- [Passage for review]
------

As cancer continues to be a public health concern, efforts are being directed toward the development of new chemotherapies. Many chemotherapeutic agents induce DNA damage ultimately leading to cell death. Under normal physiological conditions, multiple pathways exist for the repair of damaged DNA. However, such pathways can subvert the effects of chemotherapy targeting DNA in cancer cells and trigger drug resistance. These repair pathways include homologous recombination, non-homologous end joining, nucleotide excision repair, mismatch repair, and base excision repair (BER). While all these pathways repair DNA damage, the types of damage they repair vary, with BER being particularly relevant to exogenous chemical damage such as that caused by chemotherapy.
Damage to DNA can result from direct chemical modification of nucleotides or from accumulation of aberrant bases, such as uracil. Regardless of the type of damage, the first step in the BER pathway is the excision of the damaged base by a glycosylase, which leaves the free ribose sugar termed abasic or AP (apurinic/apyrimidinic) site. For example, uracil DNA glycosylase (UDG) rapidly excises uracil from DNA to initiate the repair sequence (FIG. 3). AP sites are the most common lesions in DNA, and if left unrepaired, can be mutagenic. AP sites are formed following oxidative damage of DNA by reactive oxygen species (ROS) and this oxidative damage is associated with cancer, heart disease, Parkinson disease, and aging. Therefore, tools that detect and quantify AP sites are of broad interest to the medical and scientific communities.

------

- [Information]
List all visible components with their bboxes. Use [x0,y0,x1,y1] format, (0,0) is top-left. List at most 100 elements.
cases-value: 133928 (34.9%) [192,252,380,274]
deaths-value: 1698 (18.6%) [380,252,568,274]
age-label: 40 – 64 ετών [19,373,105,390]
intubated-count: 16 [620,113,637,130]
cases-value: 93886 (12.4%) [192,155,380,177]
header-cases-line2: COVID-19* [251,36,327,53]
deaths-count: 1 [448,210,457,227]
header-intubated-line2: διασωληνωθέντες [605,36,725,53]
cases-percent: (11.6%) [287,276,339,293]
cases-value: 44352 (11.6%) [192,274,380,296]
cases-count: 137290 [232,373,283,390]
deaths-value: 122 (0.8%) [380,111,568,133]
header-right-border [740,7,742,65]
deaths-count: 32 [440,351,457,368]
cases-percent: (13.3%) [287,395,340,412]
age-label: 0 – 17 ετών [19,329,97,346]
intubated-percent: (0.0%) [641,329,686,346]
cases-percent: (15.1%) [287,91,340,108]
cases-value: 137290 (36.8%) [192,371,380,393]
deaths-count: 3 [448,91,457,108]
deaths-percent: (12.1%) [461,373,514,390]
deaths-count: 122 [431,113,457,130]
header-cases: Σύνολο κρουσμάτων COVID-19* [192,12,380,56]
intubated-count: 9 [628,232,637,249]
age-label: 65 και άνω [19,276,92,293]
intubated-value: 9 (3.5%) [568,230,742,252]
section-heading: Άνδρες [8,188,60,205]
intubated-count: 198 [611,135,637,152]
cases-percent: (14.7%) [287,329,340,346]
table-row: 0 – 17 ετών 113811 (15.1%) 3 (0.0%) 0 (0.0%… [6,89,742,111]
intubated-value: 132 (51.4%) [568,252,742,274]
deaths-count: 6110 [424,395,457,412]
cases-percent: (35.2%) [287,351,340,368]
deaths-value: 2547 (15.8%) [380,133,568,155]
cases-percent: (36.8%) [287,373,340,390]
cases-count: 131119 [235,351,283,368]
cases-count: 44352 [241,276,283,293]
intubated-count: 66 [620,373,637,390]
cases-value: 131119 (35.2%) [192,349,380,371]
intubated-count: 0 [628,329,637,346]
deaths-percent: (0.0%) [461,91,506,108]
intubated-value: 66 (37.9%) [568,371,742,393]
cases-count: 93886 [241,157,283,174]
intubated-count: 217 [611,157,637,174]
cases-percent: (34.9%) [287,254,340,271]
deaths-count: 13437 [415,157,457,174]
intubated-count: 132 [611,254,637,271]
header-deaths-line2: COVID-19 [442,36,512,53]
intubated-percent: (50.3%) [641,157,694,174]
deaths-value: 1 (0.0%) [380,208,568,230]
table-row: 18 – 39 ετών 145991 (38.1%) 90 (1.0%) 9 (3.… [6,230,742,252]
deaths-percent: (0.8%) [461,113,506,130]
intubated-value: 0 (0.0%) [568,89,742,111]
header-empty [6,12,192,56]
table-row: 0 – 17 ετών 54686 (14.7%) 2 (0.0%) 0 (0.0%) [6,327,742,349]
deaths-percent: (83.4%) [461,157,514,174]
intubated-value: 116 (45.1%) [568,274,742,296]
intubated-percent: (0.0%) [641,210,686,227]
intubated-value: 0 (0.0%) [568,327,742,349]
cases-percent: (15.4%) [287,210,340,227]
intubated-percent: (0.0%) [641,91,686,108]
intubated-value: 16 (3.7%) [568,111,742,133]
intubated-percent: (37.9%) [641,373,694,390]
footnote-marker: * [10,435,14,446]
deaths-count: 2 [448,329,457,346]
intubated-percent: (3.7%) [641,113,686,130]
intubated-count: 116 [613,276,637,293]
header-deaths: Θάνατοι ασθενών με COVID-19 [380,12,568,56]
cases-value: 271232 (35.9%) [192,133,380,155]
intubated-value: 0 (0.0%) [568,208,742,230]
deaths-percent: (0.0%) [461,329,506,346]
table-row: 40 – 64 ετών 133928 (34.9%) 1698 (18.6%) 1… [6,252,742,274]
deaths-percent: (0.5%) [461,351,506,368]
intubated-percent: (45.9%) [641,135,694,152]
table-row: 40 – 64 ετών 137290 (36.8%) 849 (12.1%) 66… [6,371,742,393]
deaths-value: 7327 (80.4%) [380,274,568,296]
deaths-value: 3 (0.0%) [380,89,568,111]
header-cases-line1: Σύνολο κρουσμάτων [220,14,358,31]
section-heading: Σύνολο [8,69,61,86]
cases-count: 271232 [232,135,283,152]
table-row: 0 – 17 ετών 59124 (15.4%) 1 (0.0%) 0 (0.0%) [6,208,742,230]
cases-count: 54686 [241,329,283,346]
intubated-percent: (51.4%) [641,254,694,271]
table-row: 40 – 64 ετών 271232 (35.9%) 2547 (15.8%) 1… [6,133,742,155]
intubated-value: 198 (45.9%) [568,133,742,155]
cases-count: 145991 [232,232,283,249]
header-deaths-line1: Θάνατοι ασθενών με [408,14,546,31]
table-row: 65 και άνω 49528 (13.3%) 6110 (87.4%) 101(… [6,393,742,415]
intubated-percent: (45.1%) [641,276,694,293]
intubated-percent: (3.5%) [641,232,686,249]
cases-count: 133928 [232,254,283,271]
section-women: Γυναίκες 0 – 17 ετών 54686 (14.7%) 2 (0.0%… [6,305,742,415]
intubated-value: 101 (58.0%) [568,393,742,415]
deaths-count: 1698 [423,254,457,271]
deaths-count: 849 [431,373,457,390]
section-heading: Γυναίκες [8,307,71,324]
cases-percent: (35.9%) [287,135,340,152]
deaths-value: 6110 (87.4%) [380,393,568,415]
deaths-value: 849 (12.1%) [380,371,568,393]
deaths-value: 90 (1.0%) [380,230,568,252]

------

- [What to work on]
Answer these questions from the passage on DNA repair and chemotherapy:
1. Which repair pathway does the passage single out as particularly relevant to exogenous chemical damage such as that caused by chemotherapy?
2. What enzyme carries out the first step of that pathway?
3. What are the most common lesions in DNA, according to the passage?
The records have no connection to the text.

- [Response for this exercise]
1. Base excision repair (BER).
2. A glycosylase, which excises the damaged base.
3. AP (apurinic/apyrimidinic), or abasic, sites.